Reproduce the listing below verbatim.
*** Rows
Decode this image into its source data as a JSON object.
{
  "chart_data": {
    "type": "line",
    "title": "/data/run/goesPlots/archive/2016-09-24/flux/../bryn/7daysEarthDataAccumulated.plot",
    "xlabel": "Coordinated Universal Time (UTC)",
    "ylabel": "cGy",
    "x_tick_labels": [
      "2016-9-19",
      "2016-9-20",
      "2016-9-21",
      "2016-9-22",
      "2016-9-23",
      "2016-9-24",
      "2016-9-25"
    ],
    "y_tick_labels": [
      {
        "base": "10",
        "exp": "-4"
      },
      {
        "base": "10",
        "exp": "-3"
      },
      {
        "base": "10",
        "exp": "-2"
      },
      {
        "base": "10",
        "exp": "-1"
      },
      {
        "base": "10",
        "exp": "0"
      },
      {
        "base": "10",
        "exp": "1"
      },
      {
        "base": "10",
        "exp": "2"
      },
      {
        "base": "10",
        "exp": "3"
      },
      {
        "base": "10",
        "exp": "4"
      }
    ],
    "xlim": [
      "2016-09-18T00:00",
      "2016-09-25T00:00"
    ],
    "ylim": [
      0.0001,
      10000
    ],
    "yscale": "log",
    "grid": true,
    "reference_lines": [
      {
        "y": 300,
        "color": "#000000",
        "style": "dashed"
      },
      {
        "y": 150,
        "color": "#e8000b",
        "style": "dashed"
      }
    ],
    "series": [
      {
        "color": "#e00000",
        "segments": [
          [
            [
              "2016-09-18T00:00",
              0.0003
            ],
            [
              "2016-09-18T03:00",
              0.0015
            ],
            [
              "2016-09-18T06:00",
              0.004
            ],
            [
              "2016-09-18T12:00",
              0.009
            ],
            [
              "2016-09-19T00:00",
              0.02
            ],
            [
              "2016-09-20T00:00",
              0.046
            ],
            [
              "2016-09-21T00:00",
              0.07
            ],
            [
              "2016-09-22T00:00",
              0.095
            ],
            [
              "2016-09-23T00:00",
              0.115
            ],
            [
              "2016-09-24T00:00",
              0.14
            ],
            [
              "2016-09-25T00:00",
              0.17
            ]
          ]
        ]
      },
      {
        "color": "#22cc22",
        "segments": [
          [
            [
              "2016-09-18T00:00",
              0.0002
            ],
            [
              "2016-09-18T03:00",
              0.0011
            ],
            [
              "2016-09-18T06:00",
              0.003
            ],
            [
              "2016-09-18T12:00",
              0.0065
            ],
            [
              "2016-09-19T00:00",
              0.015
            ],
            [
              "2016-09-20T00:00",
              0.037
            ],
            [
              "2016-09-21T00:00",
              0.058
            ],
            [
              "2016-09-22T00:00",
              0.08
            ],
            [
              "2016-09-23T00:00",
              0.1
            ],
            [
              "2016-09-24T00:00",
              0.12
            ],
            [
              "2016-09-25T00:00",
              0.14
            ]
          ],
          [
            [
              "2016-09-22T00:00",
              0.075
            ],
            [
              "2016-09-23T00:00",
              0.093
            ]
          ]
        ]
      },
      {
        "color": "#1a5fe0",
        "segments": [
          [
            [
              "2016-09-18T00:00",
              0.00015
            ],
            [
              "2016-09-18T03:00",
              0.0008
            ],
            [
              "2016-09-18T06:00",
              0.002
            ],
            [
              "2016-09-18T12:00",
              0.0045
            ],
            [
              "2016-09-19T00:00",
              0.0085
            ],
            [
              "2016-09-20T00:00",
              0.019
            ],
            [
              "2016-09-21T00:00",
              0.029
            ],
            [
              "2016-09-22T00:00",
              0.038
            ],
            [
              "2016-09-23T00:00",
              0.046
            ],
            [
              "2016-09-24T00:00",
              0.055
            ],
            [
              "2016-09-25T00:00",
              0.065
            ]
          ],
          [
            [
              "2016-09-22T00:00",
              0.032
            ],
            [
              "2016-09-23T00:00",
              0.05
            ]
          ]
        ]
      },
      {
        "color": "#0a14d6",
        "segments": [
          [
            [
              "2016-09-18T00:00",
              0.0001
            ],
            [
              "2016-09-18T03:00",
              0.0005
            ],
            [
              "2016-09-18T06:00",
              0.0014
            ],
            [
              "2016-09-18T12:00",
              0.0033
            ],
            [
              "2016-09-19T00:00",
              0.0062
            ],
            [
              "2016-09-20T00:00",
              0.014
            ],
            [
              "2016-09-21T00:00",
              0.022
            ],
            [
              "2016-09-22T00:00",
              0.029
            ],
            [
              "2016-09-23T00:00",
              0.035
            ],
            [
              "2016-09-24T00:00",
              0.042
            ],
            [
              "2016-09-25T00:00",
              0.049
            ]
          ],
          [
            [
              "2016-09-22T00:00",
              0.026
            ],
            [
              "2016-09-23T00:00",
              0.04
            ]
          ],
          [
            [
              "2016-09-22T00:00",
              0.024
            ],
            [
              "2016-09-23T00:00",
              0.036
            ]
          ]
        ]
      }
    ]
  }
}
******
### [Solution for this problem]
Decode this image into its source data as a JSON object.
{
  "chart_data": {
    "type": "line",
    "title": "/data/run/goesPlots/archive/2016-09-24/flux/../bryn/7daysEarthDataAccumulated.plot",
    "xlabel": "Coordinated Universal Time (UTC)",
    "ylabel": "cGy",
    "x_tick_labels": [
      "2016-9-19",
      "2016-9-20",
      "2016-9-21",
      "2016-9-22",
      "2016-9-23",
      "2016-9-24",
      "2016-9-25"
    ],
    "y_tick_labels": [
      {
        "base": "10",
        "exp": "-4"
      },
      {
        "base": "10",
        "exp": "-3"
      },
      {
        "base": "10",
        "exp": "-2"
      },
      {
        "base": "10",
        "exp": "-1"
      },
      {
        "base": "10",
        "exp": "0"
      },
      {
        "base": "10",
        "exp": "1"
      },
      {
        "base": "10",
        "exp": "2"
      },
      {
        "base": "10",
        "exp": "3"
      },
      {
        "base": "10",
        "exp": "4"
      }
    ],
    "xlim": [
      "2016-09-18T00:00",
      "2016-09-25T00:00"
    ],
    "ylim": [
      0.0001,
      10000
    ],
    "yscale": "log",
    "grid": true,
    "reference_lines": [
      {
        "y": 300,
        "color": "#000000",
        "style": "dashed"
      },
      {
        "y": 150,
        "color": "#e8000b",
        "style": "dashed"
      }
    ],
    "series": [
      {
        "color": "#e00000",
        "segments": [
          [
            [
              "2016-09-18T00:00",
              0.0003
            ],
            [
              "2016-09-18T03:00",
              0.0015
            ],
            [
              "2016-09-18T06:00",
              0.004
            ],
            [
              "2016-09-18T12:00",
              0.009
            ],
            [
              "2016-09-19T00:00",
              0.02
            ],
            [
              "2016-09-20T00:00",
              0.046
            ],
            [
              "2016-09-21T00:00",
              0.07
            ],
            [
              "2016-09-22T00:00",
              0.095
            ],
            [
              "2016-09-23T00:00",
              0.115
            ],
            [
              "2016-09-24T00:00",
              0.14
            ],
            [
              "2016-09-25T00:00",
              0.17
            ]
          ]
        ]
      },
      {
        "color": "#22cc22",
        "segments": [
          [
            [
              "2016-09-18T00:00",
              0.0002
            ],
            [
              "2016-09-18T03:00",
              0.0011
            ],
            [
              "2016-09-18T06:00",
              0.003
            ],
            [
              "2016-09-18T12:00",
              0.0065
            ],
            [
              "2016-09-19T00:00",
              0.015
            ],
            [
              "2016-09-20T00:00",
              0.037
            ],
            [
              "2016-09-21T00:00",
              0.058
            ],
            [
              "2016-09-22T00:00",
              0.08
            ],
            [
              "2016-09-23T00:00",
              0.1
            ],
            [
              "2016-09-24T00:00",
              0.12
            ],
            [
              "2016-09-25T00:00",
              0.14
            ]
          ],
          [
            [
              "2016-09-22T00:00",
              0.075
            ],
            [
              "2016-09-23T00:00",
              0.093
            ]
          ]
        ]
      },
      {
        "color": "#1a5fe0",
        "segments": [
          [
            [
              "2016-09-18T00:00",
              0.00015
            ],
            [
              "2016-09-18T03:00",
              0.0008
            ],
            [
              "2016-09-18T06:00",
              0.002
            ],
            [
              "2016-09-18T12:00",
              0.0045
            ],
            [
              "2016-09-19T00:00",
              0.0085
            ],
            [
              "2016-09-20T00:00",
              0.019
            ],
            [
              "2016-09-21T00:00",
              0.029
            ],
            [
              "2016-09-22T00:00",
              0.038
            ],
            [
              "2016-09-23T00:00",
              0.046
            ],
            [
              "2016-09-24T00:00",
              0.055
            ],
            [
              "2016-09-25T00:00",
              0.065
            ]
          ],
          [
            [
              "2016-09-22T00:00",
              0.032
            ],
            [
              "2016-09-23T00:00",
              0.05
            ]
          ]
        ]
      },
      {
        "color": "#0a14d6",
        "segments": [
          [
            [
              "2016-09-18T00:00",
              0.0001
            ],
            [
              "2016-09-18T03:00",
              0.0005
            ],
            [
              "2016-09-18T06:00",
              0.0014
            ],
            [
              "2016-09-18T12:00",
              0.0033
            ],
            [
              "2016-09-19T00:00",
              0.0062
            ],
            [
              "2016-09-20T00:00",
              0.014
            ],
            [
              "2016-09-21T00:00",
              0.022
            ],
            [
              "2016-09-22T00:00",
              0.029
            ],
            [
              "2016-09-23T00:00",
              0.035
            ],
            [
              "2016-09-24T00:00",
              0.042
            ],
            [
              "2016-09-25T00:00",
              0.049
            ]
          ],
          [
            [
              "2016-09-22T00:00",
              0.026
            ],
            [
              "2016-09-23T00:00",
              0.04
            ]
          ],
          [
            [
              "2016-09-22T00:00",
              0.024
            ],
            [
              "2016-09-23T00:00",
              0.036
            ]
          ]
        ]
      }
    ]
  }
}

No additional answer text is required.